Locate each line with the string "人生的光彩在哪里" in the listing below and copy it.

Start of INPUT RECORDS

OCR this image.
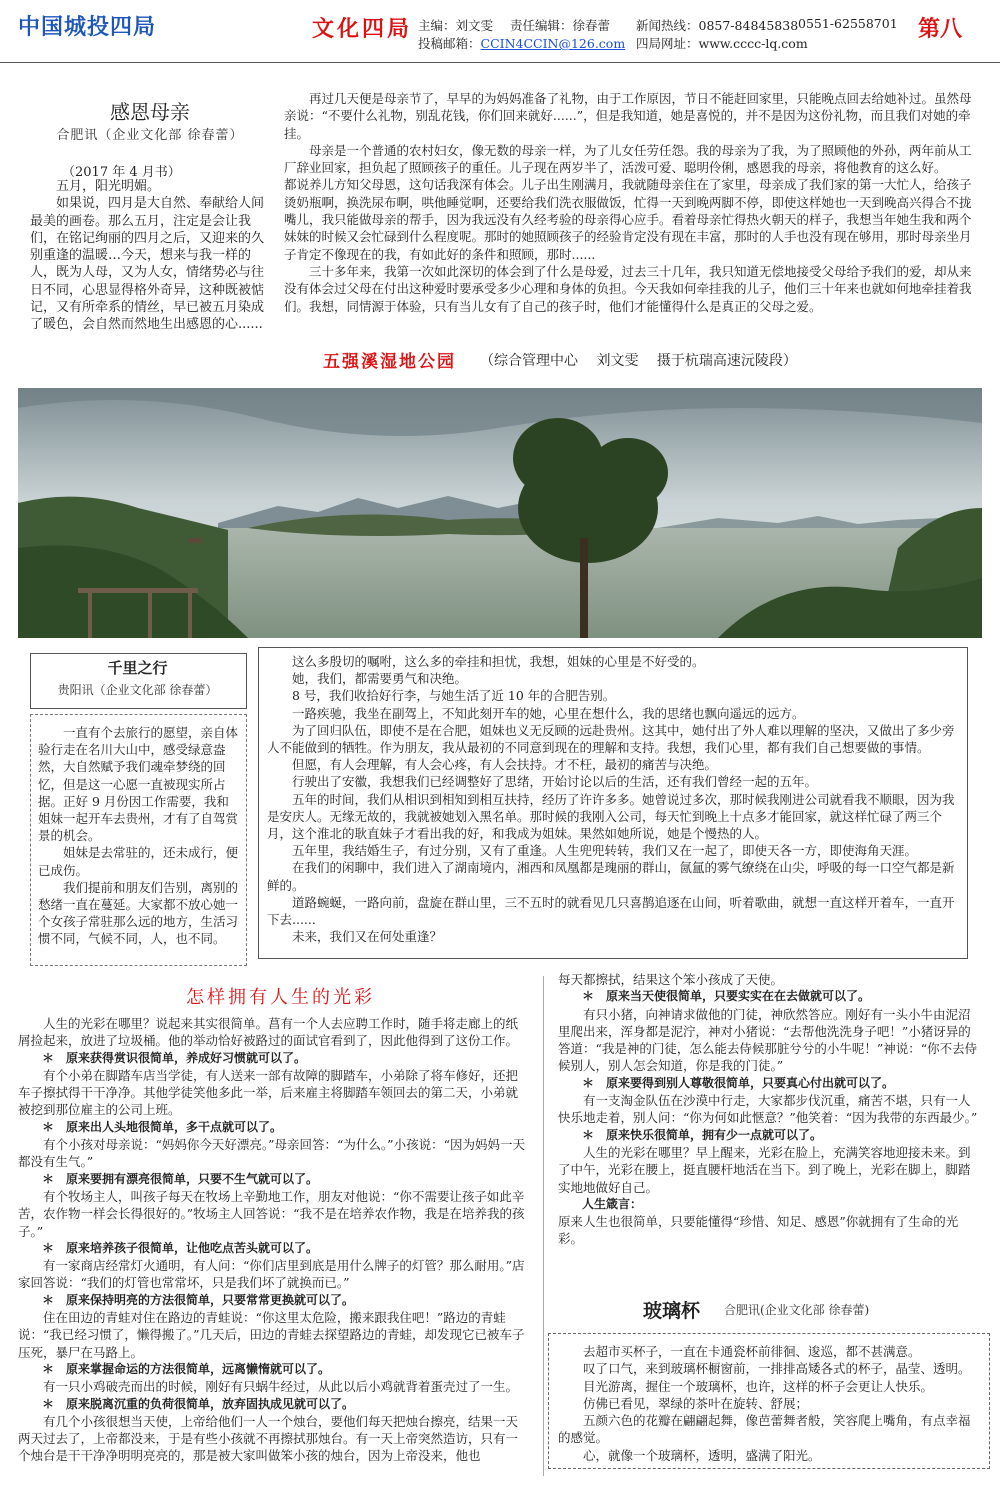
中国城投四局	文化四局 主编：刘文雯 责任编辑：徐春蕾 新闻热线：0857-84845838 0551-62558701
投稿邮箱：CCIN4CCIN@126.com 四局网址：www.cccc-lq.com
第八
感恩母亲
合肥讯（企业文化部 徐春蕾）
（2017 年 4 月书）

五月，阳光明媚。

如果说，四月是大自然、奉献给人间最美的画卷。那么五月，注定是会让我们，在铭记绚丽的四月之后，又迎来的久别重逢的温暖…今天，想来与我一样的人，既为人母，又为人女，情绪势必与往日不同，心思显得格外奇异，这种既被惦记，又有所牵系的情丝，早已被五月染成了暖色，会自然而然地生出感恩的心......

再过几天便是母亲节了，早早的为妈妈准备了礼物，由于工作原因，节日不能赶回家里，只能晚点回去给她补过。虽然母亲说：“不要什么礼物，别乱花钱，你们回来就好......”，但是我知道，她是喜悦的，并不是因为这份礼物，而且我们对她的牵挂。

母亲是一个普通的农村妇女，像无数的母亲一样，为了儿女任劳任怨。我的母亲为了我，为了照顾他的外孙，两年前从工厂辞业回家，担负起了照顾孩子的重任。儿子现在两岁半了，活泼可爱、聪明伶俐，感恩我的母亲，将他教育的这么好。

都说养儿方知父母恩，这句话我深有体会。儿子出生刚满月，我就随母亲住在了家里，母亲成了我们家的第一大忙人，给孩子烫奶瓶啊，换洗尿布啊，哄他睡觉啊，还要给我们洗衣服做饭，忙得一天到晚两脚不停，即使这样她也一天到晚高兴得合不拢嘴儿，我只能做母亲的帮手，因为我远没有久经考验的母亲得心应手。看着母亲忙得热火朝天的样子，我想当年她生我和两个妹妹的时候又会忙碌到什么程度呢。那时的她照顾孩子的经验肯定没有现在丰富，那时的人手也没有现在够用，那时母亲坐月子肯定不像现在的我，有如此好的条件和照顾，那时......

三十多年来，我第一次如此深切的体会到了什么是母爱，过去三十几年，我只知道无偿地接受父母给予我们的爱，却从来没有体会过父母在付出这种爱时要承受多少心理和身体的负担。今天我如何牵挂我的儿子，他们三十年来也就如何地牵挂着我们。我想，同情源于体验，只有当儿女有了自己的孩子时，他们才能懂得什么是真正的父母之爱。

五强溪湿地公园 （综合管理中心　 刘文雯　 摄于杭瑞高速沅陵段）
千里之行
贵阳讯（企业文化部 徐春蕾）

一直有个去旅行的愿望，亲自体验行走在名川大山中，感受绿意盎然，大自然赋予我们魂牵梦绕的回忆，但是这一心愿一直被现实所占据。正好 9 月份因工作需要，我和姐妹一起开车去贵州，才有了自驾赏景的机会。

姐妹是去常驻的，还未成行，便已成伤。

我们提前和朋友们告别，离别的愁绪一直在蔓延。大家都不放心她一个女孩子常驻那么远的地方，生活习惯不同，气候不同，人，也不同。

这么多殷切的嘱咐，这么多的牵挂和担忧，我想，姐妹的心里是不好受的。

她，我们，都需要勇气和决绝。

8 号，我们收拾好行李，与她生活了近 10 年的合肥告别。

一路疾驰，我坐在副驾上，不知此刻开车的她，心里在想什么，我的思绪也飘向遥远的远方。

为了回归队伍，即使不是在合肥，姐妹也义无反顾的远赴贵州。这其中，她付出了外人难以理解的坚决，又做出了多少旁人不能做到的牺牲。作为朋友，我从最初的不同意到现在的理解和支持。我想，我们心里，都有我们自己想要做的事情。

但愿，有人会理解，有人会心疼，有人会扶持。才不枉，最初的痛苦与决绝。

行驶出了安徽，我想我们已经调整好了思绪，开始讨论以后的生活，还有我们曾经一起的五年。

五年的时间，我们从相识到相知到相互扶持，经历了许许多多。她曾说过多次，那时候我刚进公司就看我不顺眼，因为我是安庆人。无缘无故的，我就被她划入黑名单。那时候的我刚入公司，每天忙到晚上十点多才能回家，就这样忙碌了两三个月，这个淮北的耿直妹子才看出我的好，和我成为姐妹。果然如她所说，她是个慢热的人。

五年里，我结婚生子，有过分别，又有了重逢。人生兜兜转转，我们又在一起了，即使天各一方，即使海角天涯。

在我们的闲聊中，我们进入了湖南境内，湘西和凤凰都是瑰丽的群山，氤氲的雾气缭绕在山尖，呼吸的每一口空气都是新鲜的。

道路蜿蜒，一路向前，盘旋在群山里，三不五时的就看见几只喜鹊追逐在山间，听着歌曲，就想一直这样开着车，一直开下去......

未来，我们又在何处重逢？

怎样拥有人生的光彩

人生的光彩在哪里？说起来其实很简单。菖有一个人去应聘工作时，随手将走廊上的纸屑捡起来，放进了垃圾桶。他的举动恰好被路过的面试官看到了，因此他得到了这份工作。

＊　原来获得赏识很简单，养成好习惯就可以了。

有个小弟在脚踏车店当学徒，有人送来一部有故障的脚踏车，小弟除了将车修好，还把车子擦拭得干干净净。其他学徒笑他多此一举，后来雇主将脚踏车领回去的第二天，小弟就被挖到那位雇主的公司上班。

＊　原来出人头地很简单，多干点就可以了。

有个小孩对母亲说：“妈妈你今天好漂亮。”母亲回答：“为什么。”小孩说：“因为妈妈一天都没有生气。”

＊　原来要拥有漂亮很简单，只要不生气就可以了。

有个牧场主人，叫孩子每天在牧场上辛勤地工作，朋友对他说：“你不需要让孩子如此辛苦，农作物一样会长得很好的。”牧场主人回答说：“我不是在培养农作物，我是在培养我的孩子。”

＊　原来培养孩子很简单，让他吃点苦头就可以了。

有一家商店经常灯火通明，有人问：“你们店里到底是用什么牌子的灯管？那么耐用。”店家回答说：“我们的灯管也常常坏，只是我们坏了就换而已。”

＊　原来保持明亮的方法很简单，只要常常更换就可以了。

住在田边的青蛙对住在路边的青蛙说：“你这里太危险，搬来跟我住吧！”路边的青蛙说：“我已经习惯了，懒得搬了。”几天后，田边的青蛙去探望路边的青蛙，却发现它已被车子压死，暴尸在马路上。

＊　原来掌握命运的方法很简单，远离懒惰就可以了。

有一只小鸡破壳而出的时候，刚好有只蜗牛经过，从此以后小鸡就背着蛋壳过了一生。

＊　原来脱离沉重的负荷很简单，放弃固执成见就可以了。

有几个小孩很想当天使，上帝给他们一人一个烛台，要他们每天把烛台擦亮，结果一天两天过去了，上帝都没来，于是有些小孩就不再擦拭那烛台。有一天上帝突然造访，只有一个烛台是干干净净明明亮亮的，那是被大家叫做笨小孩的烛台，因为上帝没来，他也

每天都擦拭，结果这个笨小孩成了天使。

＊　原来当天使很简单，只要实实在在去做就可以了。

有只小猪，向神请求做他的门徒，神欣然答应。刚好有一头小牛由泥沼里爬出来，浑身都是泥泞，神对小猪说：“去帮他洗洗身子吧！”小猪讶异的答道：“我是神的门徒，怎么能去侍候那脏兮兮的小牛呢！”神说：“你不去侍候别人，别人怎会知道，你是我的门徒。”

＊　原来要得到别人尊敬很简单，只要真心付出就可以了。

有一支淘金队伍在沙漠中行走，大家都步伐沉重，痛苦不堪，只有一人快乐地走着，别人问：“你为何如此惬意？”他笑着：“因为我带的东西最少。”

＊　原来快乐很简单，拥有少一点就可以了。

人生的光彩在哪里？早上醒来，光彩在脸上，充满笑容地迎接未来。到了中午，光彩在腰上，挺直腰杆地活在当下。到了晚上，光彩在脚上，脚踏实地地做好自己。

人生箴言：

原来人生也很简单，只要能懂得“珍惜、知足、感恩”你就拥有了生命的光彩。

玻璃杯 合肥讯(企业文化部 徐春蕾)

去超市买杯子，一直在卡通瓷杯前徘徊、逡巡，都不甚满意。

叹了口气，来到玻璃杯橱窗前，一排排高矮各式的杯子，晶莹、透明。

目光游离，握住一个玻璃杯，也许，这样的杯子会更让人快乐。

仿佛已看见，翠绿的茶叶在旋转、舒展；

五颜六色的花瓣在翩翩起舞，像芭蕾舞者般，笑容爬上嘴角，有点幸福的感觉。

心，就像一个玻璃杯，透明，盛满了阳光。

End of INPUT RECORDS

OUTPUT BELOW:
人生的光彩在哪里？说起来其实很简单。菖有一个人去应聘工作时，随手将走廊上的纸屑捡起来，放进了垃圾桶。他的举动恰好被路过的面试官看到了，因此他得到了这份工作。
人生的光彩在哪里？早上醒来，光彩在脸上，充满笑容地迎接未来。到了中午，光彩在腰上，挺直腰杆地活在当下。到了晚上，光彩在脚上，脚踏实地地做好自己。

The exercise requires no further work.